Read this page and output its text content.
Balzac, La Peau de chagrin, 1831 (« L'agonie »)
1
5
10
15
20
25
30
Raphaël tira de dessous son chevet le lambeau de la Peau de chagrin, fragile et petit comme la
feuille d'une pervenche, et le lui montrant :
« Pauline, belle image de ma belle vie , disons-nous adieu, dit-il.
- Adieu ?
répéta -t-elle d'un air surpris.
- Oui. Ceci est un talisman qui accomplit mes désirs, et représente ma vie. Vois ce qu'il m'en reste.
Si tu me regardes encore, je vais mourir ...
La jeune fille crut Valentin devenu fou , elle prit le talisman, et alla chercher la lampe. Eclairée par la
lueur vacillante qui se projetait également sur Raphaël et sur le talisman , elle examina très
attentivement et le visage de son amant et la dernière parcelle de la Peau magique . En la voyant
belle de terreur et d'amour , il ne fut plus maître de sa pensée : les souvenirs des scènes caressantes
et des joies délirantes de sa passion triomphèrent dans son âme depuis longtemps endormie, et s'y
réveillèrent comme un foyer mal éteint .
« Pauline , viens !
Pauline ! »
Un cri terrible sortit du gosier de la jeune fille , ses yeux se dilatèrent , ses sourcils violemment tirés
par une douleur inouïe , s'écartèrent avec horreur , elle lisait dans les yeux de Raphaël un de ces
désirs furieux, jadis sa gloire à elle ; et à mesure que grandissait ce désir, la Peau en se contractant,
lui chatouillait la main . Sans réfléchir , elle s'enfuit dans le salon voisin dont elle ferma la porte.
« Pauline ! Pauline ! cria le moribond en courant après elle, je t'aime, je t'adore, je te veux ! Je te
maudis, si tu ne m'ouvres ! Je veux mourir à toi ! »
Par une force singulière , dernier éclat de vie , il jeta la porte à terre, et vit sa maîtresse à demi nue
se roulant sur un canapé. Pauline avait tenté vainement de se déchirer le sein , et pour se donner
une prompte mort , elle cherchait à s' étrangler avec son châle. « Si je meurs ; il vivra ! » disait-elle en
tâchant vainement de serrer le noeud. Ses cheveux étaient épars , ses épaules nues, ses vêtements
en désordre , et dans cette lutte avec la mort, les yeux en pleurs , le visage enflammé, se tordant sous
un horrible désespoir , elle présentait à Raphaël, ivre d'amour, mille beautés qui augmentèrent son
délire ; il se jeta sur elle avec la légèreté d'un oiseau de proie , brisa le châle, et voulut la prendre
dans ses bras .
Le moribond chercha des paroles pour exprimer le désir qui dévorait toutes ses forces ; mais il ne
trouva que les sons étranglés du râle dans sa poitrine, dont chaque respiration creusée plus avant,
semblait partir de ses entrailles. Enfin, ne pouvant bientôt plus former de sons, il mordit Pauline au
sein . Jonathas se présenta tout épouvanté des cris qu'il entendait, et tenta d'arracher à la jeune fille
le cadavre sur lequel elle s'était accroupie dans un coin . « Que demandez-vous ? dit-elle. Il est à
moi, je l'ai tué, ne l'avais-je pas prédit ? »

- [Problem to work on] Where a line above holds the string "Peau", show that line.

- [Solution for this problem]
Balzac, La Peau de chagrin, 1831 (« L'agonie »)
Raphaël tira de dessous son chevet le lambeau de la Peau de chagrin, fragile et petit comme la
attentivement et le visage de son amant et la dernière parcelle de la Peau magique . En la voyant
désirs furieux, jadis sa gloire à elle ; et à mesure que grandissait ce désir, la Peau en se contractant,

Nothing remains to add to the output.